Where the data below has the string "tools", return the whole line.

__Data to use__.
[start]

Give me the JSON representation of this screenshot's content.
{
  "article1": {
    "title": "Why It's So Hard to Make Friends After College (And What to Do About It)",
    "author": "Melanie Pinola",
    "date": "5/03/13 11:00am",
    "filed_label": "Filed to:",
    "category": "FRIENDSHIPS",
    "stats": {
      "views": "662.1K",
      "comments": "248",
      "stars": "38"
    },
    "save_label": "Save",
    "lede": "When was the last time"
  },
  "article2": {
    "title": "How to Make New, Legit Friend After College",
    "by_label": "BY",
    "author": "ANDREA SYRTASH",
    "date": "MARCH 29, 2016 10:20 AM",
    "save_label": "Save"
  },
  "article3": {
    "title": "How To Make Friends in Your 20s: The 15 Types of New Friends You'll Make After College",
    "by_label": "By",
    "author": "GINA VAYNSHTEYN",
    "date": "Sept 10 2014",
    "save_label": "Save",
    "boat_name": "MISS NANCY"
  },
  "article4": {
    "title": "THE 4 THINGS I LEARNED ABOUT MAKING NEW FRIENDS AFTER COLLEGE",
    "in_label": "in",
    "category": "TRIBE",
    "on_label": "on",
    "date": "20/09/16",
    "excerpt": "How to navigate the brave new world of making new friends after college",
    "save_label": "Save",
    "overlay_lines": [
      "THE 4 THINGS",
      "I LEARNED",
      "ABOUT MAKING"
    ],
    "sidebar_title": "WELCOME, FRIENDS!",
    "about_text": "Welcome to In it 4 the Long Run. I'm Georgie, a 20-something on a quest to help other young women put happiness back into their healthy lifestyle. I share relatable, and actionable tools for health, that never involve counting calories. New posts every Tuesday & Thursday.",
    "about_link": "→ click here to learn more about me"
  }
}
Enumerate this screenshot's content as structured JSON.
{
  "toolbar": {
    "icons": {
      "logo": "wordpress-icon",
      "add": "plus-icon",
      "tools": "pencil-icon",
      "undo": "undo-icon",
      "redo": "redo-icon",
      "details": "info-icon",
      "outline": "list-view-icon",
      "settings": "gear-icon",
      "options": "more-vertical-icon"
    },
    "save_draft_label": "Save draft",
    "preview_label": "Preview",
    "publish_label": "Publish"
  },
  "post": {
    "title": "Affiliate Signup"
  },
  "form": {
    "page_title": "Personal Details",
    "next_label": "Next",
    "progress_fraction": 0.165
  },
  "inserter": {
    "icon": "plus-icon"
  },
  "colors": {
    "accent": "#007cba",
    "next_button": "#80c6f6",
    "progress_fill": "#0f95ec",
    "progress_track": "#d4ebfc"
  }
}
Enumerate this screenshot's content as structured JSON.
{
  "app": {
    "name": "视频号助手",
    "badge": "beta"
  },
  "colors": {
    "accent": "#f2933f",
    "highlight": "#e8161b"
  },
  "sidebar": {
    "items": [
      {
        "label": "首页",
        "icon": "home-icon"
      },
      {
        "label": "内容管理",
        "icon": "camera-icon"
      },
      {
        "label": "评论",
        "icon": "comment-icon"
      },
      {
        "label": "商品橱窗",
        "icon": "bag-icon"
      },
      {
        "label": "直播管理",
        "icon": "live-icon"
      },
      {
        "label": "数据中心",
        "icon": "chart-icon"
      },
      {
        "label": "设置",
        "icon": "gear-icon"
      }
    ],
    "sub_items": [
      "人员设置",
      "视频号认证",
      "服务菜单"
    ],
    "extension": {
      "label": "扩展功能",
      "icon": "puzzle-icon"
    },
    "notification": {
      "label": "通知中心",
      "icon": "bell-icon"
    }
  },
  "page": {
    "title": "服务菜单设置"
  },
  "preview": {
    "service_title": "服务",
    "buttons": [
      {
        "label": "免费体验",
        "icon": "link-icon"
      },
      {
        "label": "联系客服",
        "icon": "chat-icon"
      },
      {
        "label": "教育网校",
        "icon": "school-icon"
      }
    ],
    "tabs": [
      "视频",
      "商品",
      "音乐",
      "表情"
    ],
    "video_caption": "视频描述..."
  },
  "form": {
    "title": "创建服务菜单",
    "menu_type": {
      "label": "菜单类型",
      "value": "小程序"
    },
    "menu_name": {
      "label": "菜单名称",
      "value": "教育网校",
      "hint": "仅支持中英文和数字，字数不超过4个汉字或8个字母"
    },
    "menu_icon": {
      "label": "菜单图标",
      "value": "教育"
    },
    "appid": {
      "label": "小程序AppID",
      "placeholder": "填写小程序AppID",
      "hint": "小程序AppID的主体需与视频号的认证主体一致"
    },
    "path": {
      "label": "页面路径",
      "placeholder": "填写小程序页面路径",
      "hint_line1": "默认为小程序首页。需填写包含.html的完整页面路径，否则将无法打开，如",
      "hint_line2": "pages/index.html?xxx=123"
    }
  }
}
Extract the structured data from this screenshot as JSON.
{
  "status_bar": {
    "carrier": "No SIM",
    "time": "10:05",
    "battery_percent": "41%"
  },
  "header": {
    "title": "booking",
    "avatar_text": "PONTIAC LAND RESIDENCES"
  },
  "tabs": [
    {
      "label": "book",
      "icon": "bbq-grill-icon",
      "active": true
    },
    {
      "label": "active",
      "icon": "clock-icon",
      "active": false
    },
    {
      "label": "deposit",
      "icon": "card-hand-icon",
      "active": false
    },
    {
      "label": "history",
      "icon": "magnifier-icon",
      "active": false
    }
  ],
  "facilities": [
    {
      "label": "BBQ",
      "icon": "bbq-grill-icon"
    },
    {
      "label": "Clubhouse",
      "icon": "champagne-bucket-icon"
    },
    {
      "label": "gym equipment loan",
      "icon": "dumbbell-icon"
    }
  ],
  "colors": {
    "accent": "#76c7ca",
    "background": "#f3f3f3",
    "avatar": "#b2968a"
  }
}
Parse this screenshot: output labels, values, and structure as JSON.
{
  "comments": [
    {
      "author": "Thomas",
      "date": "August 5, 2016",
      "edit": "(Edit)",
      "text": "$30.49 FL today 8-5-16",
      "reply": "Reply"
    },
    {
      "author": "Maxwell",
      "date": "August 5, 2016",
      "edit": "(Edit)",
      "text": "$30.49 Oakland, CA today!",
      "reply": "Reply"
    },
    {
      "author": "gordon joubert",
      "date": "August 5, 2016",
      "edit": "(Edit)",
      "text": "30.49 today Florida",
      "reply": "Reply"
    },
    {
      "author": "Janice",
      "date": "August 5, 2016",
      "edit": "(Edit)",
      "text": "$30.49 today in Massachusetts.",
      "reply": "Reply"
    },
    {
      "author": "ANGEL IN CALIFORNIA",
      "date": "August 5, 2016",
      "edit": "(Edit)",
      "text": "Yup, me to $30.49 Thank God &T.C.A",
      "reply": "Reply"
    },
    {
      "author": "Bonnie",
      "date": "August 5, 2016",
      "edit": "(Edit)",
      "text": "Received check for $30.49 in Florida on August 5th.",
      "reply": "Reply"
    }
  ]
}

[end]

__The response__.
    "about_text": "Welcome to In it 4 the Long Run. I'm Georgie, a 20-something on a quest to help other young women put happiness back into their healthy lifestyle. I share relatable, and actionable tools for health, that never involve counting calories. New posts every Tuesday & Thursday.",
      "tools": "pencil-icon",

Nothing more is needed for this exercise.